▶ [DATA IN THIS EXERCISE]
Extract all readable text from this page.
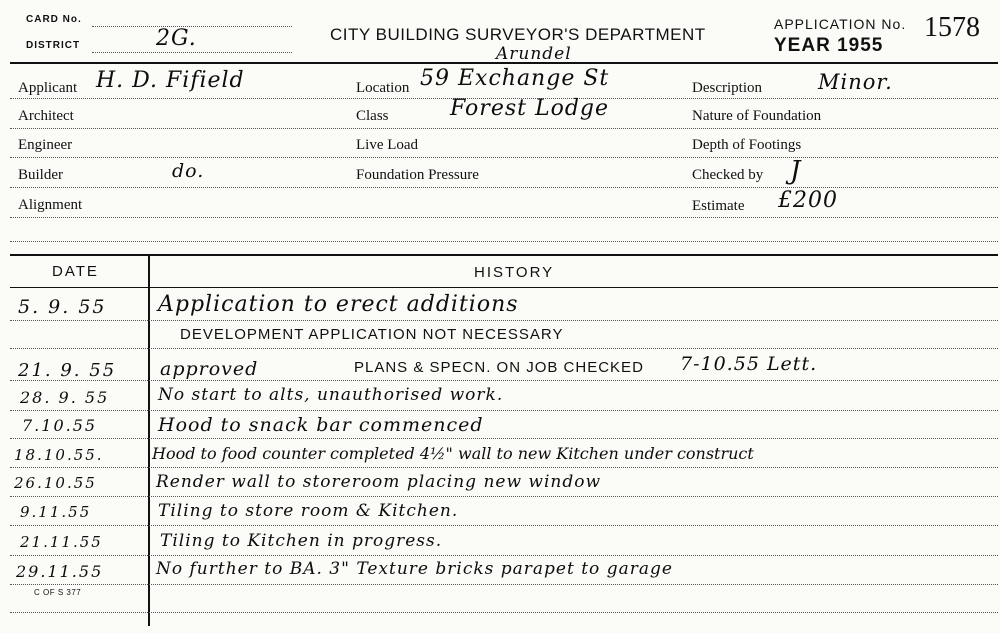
CARD No.
DISTRICT	2G.	CITY BUILDING SURVEYOR'S DEPARTMENT
APPLICATION No. 1578
YEAR 1955
Applicant H. D. Fifield
Architect
Engineer
Builder	do.
Alignment
Location
Arundel
59 Exchange St
Class	Forest Lodge
Live Load
Foundation Pressure
Description	Minor.
Nature of Foundation
Depth of Footings
Checked by J
Estimate £200
DATE	HISTORY
5. 9. 55 Application to erect additions
DEVELOPMENT APPLICATION NOT NECESSARY
21. 9. 55 approved	PLANS & SPECN. ON JOB CHECKED 7-10.55 Lett.
28. 9. 55	No start to alts, unauthorised work.
7.10.55	Hood to snack bar commenced
18.10.55.	Hood to food counter completed 4½" wall to new Kitchen under construct
26.10.55	Render wall to storeroom placing new window
9.11.55	Tiling to store room & Kitchen.
21.11.55	Tiling to Kitchen in progress.
29.11.55	No further to BA. 3" Texture bricks parapet to garage
C OF S 377
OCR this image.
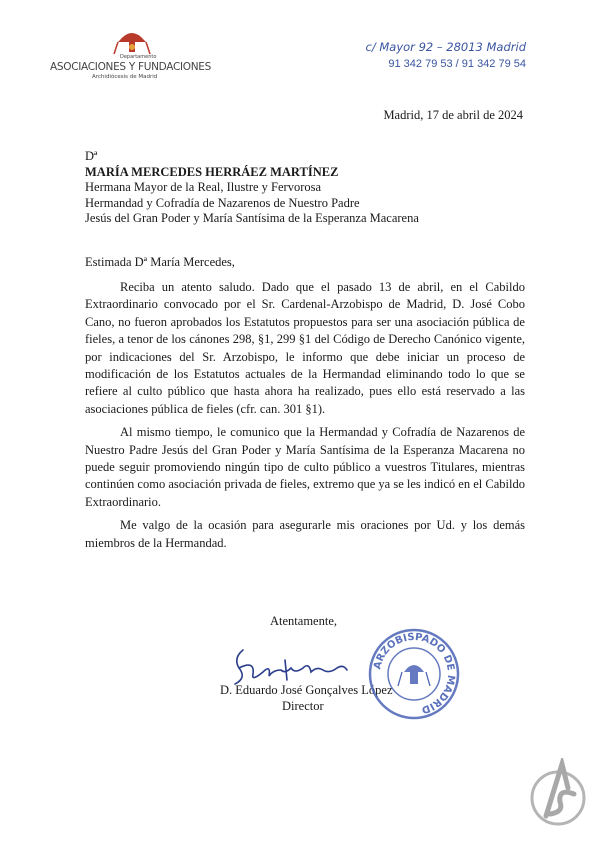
Departamento
ASOCIACIONES Y FUNDACIONES
Archidiócesis de Madrid
c/ Mayor 92 – 28013 Madrid
91 342 79 53 / 91 342 79 54
Madrid, 17 de abril de 2024
Dª
MARÍA MERCEDES HERRÁEZ MARTÍNEZ
Hermana Mayor de la Real, Ilustre y Fervorosa
Hermandad y Cofradía de Nazarenos de Nuestro Padre
Jesús del Gran Poder y María Santísima de la Esperanza Macarena
Estimada Dª María Mercedes,

Reciba un atento saludo. Dado que el pasado 13 de abril, en el Cabildo Extraordinario convocado por el Sr. Cardenal-Arzobispo de Madrid, D. José Cobo Cano, no fueron aprobados los Estatutos propuestos para ser una asociación pública de fieles, a tenor de los cánones 298, §1, 299 §1 del Código de Derecho Canónico vigente, por indicaciones del Sr. Arzobispo, le informo que debe iniciar un proceso de modificación de los Estatutos actuales de la Hermandad eliminando todo lo que se refiere al culto público que hasta ahora ha realizado, pues ello está reservado a las asociaciones pública de fieles (cfr. can. 301 §1).

Al mismo tiempo, le comunico que la Hermandad y Cofradía de Nazarenos de Nuestro Padre Jesús del Gran Poder y María Santísima de la Esperanza Macarena no puede seguir promoviendo ningún tipo de culto público a vuestros Titulares, mientras continúen como asociación privada de fieles, extremo que ya se les indicó en el Cabildo Extraordinario.

Me valgo de la ocasión para asegurarle mis oraciones por Ud. y los demás miembros de la Hermandad.

Atentamente,
D. Eduardo José Gonçalves López
Director
ARZOBISPADO DE MADRID
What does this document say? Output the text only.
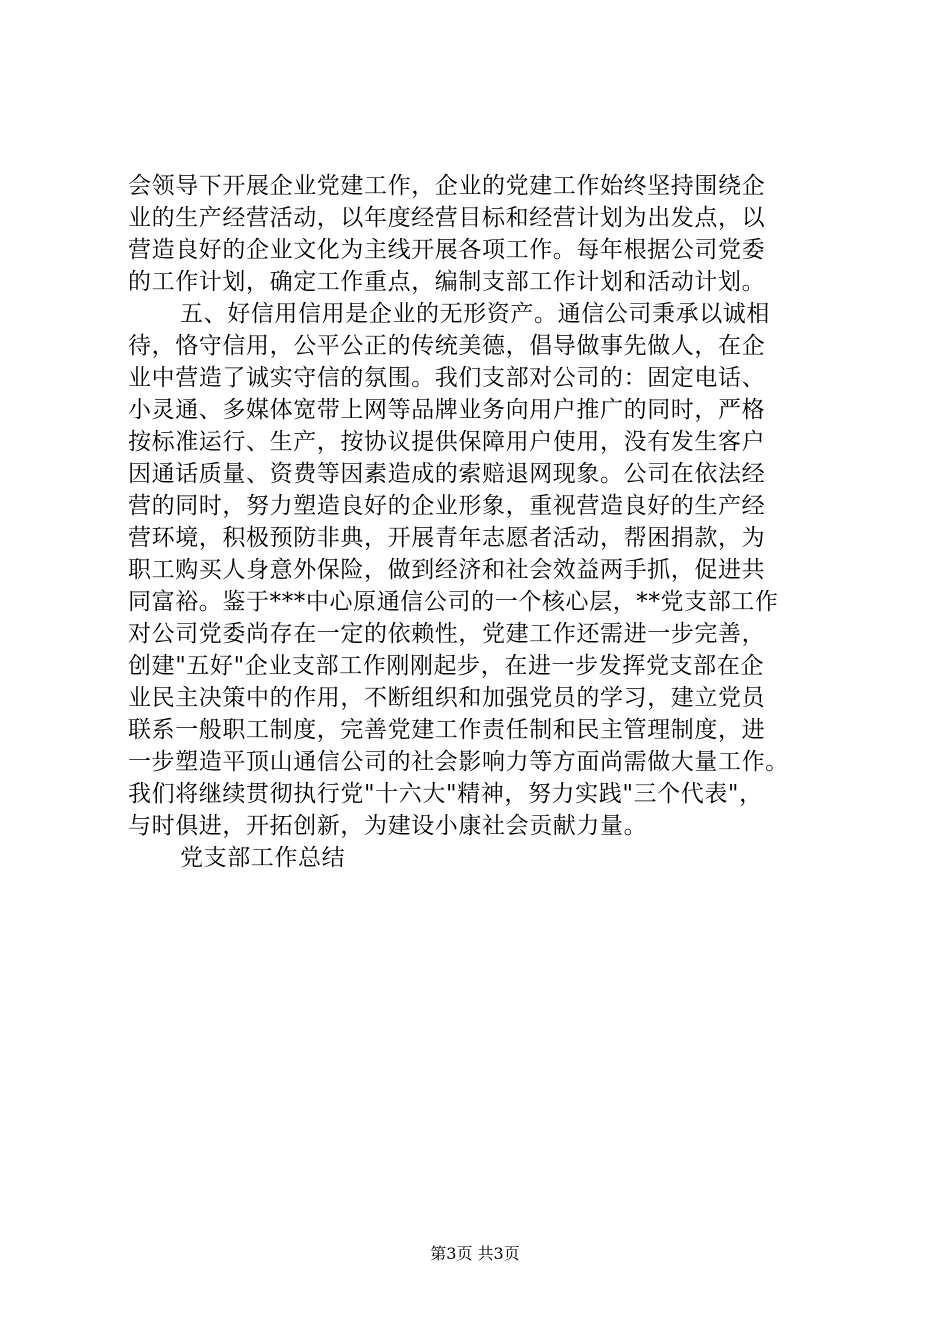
会领导下开展企业党建工作，企业的党建工作始终坚持围绕企
业的生产经营活动，以年度经营目标和经营计划为出发点，以
营造良好的企业文化为主线开展各项工作。每年根据公司党委
的工作计划，确定工作重点，编制支部工作计划和活动计划。
五、好信用信用是企业的无形资产。通信公司秉承以诚相
待，恪守信用，公平公正的传统美德，倡导做事先做人，在企
业中营造了诚实守信的氛围。我们支部对公司的：固定电话、
小灵通、多媒体宽带上网等品牌业务向用户推广的同时，严格
按标准运行、生产，按协议提供保障用户使用，没有发生客户
因通话质量、资费等因素造成的索赔退网现象。公司在依法经
营的同时，努力塑造良好的企业形象，重视营造良好的生产经
营环境，积极预防非典，开展青年志愿者活动，帮困捐款，为
职工购买人身意外保险，做到经济和社会效益两手抓，促进共
同富裕。鉴于***中心原通信公司的一个核心层，**党支部工作
对公司党委尚存在一定的依赖性，党建工作还需进一步完善，
创建"五好"企业支部工作刚刚起步，在进一步发挥党支部在企
业民主决策中的作用，不断组织和加强党员的学习，建立党员
联系一般职工制度，完善党建工作责任制和民主管理制度，进
一步塑造平顶山通信公司的社会影响力等方面尚需做大量工作。
我们将继续贯彻执行党"十六大"精神，努力实践"三个代表"，
与时俱进，开拓创新，为建设小康社会贡献力量。
党支部工作总结
第3页 共3页
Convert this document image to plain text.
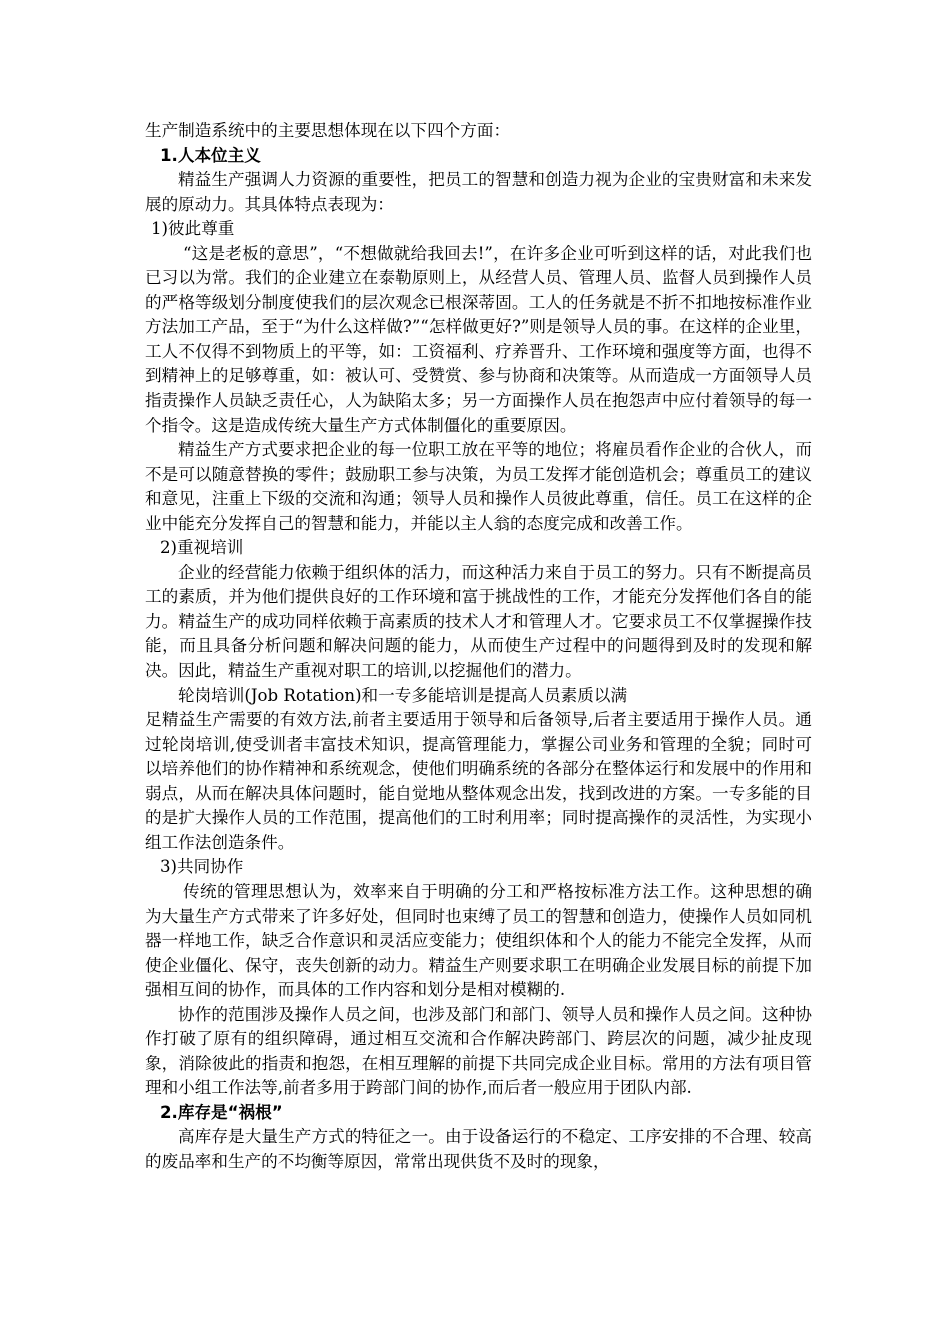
生产制造系统中的主要思想体现在以下四个方面：

1.人本位主义

精益生产强调人力资源的重要性，把员工的智慧和创造力视为企业的宝贵财富和未来发展的原动力。其具体特点表现为：

1)彼此尊重

“这是老板的意思”，“不想做就给我回去!”，在许多企业可听到这样的话，对此我们也已习以为常。我们的企业建立在泰勒原则上，从经营人员、管理人员、监督人员到操作人员的严格等级划分制度使我们的层次观念已根深蒂固。工人的任务就是不折不扣地按标准作业方法加工产品，至于“为什么这样做?”“怎样做更好?”则是领导人员的事。在这样的企业里，工人不仅得不到物质上的平等，如：工资福利、疗养晋升、工作环境和强度等方面，也得不到精神上的足够尊重，如：被认可、受赞赏、参与协商和决策等。从而造成一方面领导人员指责操作人员缺乏责任心，人为缺陷太多；另一方面操作人员在抱怨声中应付着领导的每一个指令。这是造成传统大量生产方式体制僵化的重要原因。

精益生产方式要求把企业的每一位职工放在平等的地位；将雇员看作企业的合伙人，而不是可以随意替换的零件；鼓励职工参与决策，为员工发挥才能创造机会；尊重员工的建议和意见，注重上下级的交流和沟通；领导人员和操作人员彼此尊重，信任。员工在这样的企业中能充分发挥自己的智慧和能力，并能以主人翁的态度完成和改善工作。

2)重视培训

企业的经营能力依赖于组织体的活力，而这种活力来自于员工的努力。只有不断提高员工的素质，并为他们提供良好的工作环境和富于挑战性的工作，才能充分发挥他们各自的能力。精益生产的成功同样依赖于高素质的技术人才和管理人才。它要求员工不仅掌握操作技能，而且具备分析问题和解决问题的能力，从而使生产过程中的问题得到及时的发现和解决。因此，精益生产重视对职工的培训,以挖掘他们的潜力。

轮岗培训(Job Rotation)和一专多能培训是提高人员素质以满

足精益生产需要的有效方法,前者主要适用于领导和后备领导,后者主要适用于操作人员。通过轮岗培训,使受训者丰富技术知识，提高管理能力，掌握公司业务和管理的全貌；同时可以培养他们的协作精神和系统观念，使他们明确系统的各部分在整体运行和发展中的作用和弱点，从而在解决具体问题时，能自觉地从整体观念出发，找到改进的方案。一专多能的目的是扩大操作人员的工作范围，提高他们的工时利用率；同时提高操作的灵活性，为实现小组工作法创造条件。

3)共同协作

传统的管理思想认为，效率来自于明确的分工和严格按标准方法工作。这种思想的确为大量生产方式带来了许多好处，但同时也束缚了员工的智慧和创造力，使操作人员如同机器一样地工作，缺乏合作意识和灵活应变能力；使组织体和个人的能力不能完全发挥，从而使企业僵化、保守，丧失创新的动力。精益生产则要求职工在明确企业发展目标的前提下加强相互间的协作，而具体的工作内容和划分是相对模糊的.

协作的范围涉及操作人员之间，也涉及部门和部门、领导人员和操作人员之间。这种协作打破了原有的组织障碍，通过相互交流和合作解决跨部门、跨层次的问题，减少扯皮现象，消除彼此的指责和抱怨，在相互理解的前提下共同完成企业目标。常用的方法有项目管理和小组工作法等,前者多用于跨部门间的协作,而后者一般应用于团队内部.

2.库存是“祸根”

高库存是大量生产方式的特征之一。由于设备运行的不稳定、工序安排的不合理、较高的废品率和生产的不均衡等原因，常常出现供货不及时的现象，
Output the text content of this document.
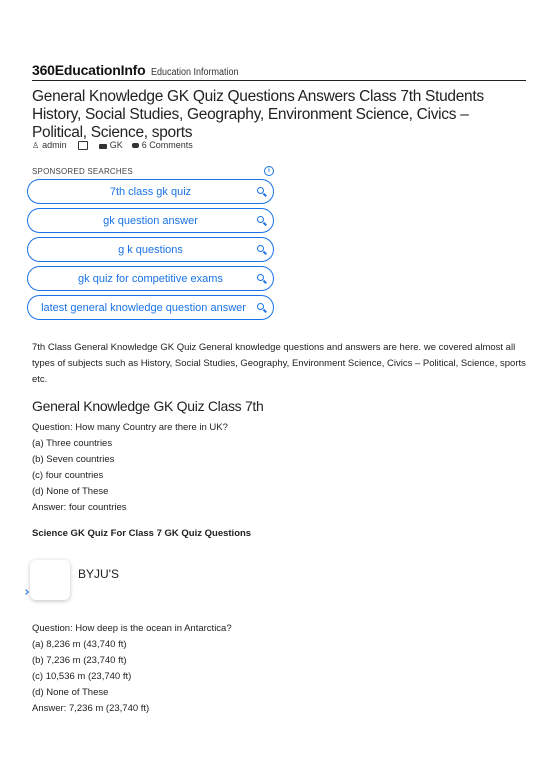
360EducationInfo Education Information
General Knowledge GK Quiz Questions Answers Class 7th Students History, Social Studies, Geography, Environment Science, Civics – Political, Science, sports
♙ admin	GK 6 Comments
SPONSORED SEARCHES	i
7th class gk quiz
gk question answer
g k questions
gk quiz for competitive exams
latest general knowledge question answer

7th Class General Knowledge GK Quiz General knowledge questions and answers are here. we covered almost all types of subjects such as History, Social Studies, Geography, Environment Science, Civics – Political, Science, sports etc.

General Knowledge GK Quiz Class 7th
Question: How many Country are there in UK?
(a) Three countries
(b) Seven countries
(c) four countries
(d) None of These
Answer: four countries
Science GK Quiz For Class 7 GK Quiz Questions
BYJU'S
Question: How deep is the ocean in Antarctica?
(a) 8,236 m (43,740 ft)
(b) 7,236 m (23,740 ft)
(c) 10,536 m (23,740 ft)
(d) None of These
Answer: 7,236 m (23,740 ft)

▶ [WHAT YOU NEED TO DO]
Find every line above that contains the word "Macarena", and return each one.

▶ [SOLVED EXERCISE]
Jesús del Gran Poder y María Santísima de la Esperanza Macarena
Al mismo tiempo, le comunico que la Hermandad y Cofradía de Nazarenos de Nuestro Padre Jesús del Gran Poder y María Santísima de la Esperanza Macarena no puede seguir promoviendo ningún tipo de culto público a vuestros Titulares, mientras continúen como asociación privada de fieles, extremo que ya se les indicó en el Cabildo Extraordinario.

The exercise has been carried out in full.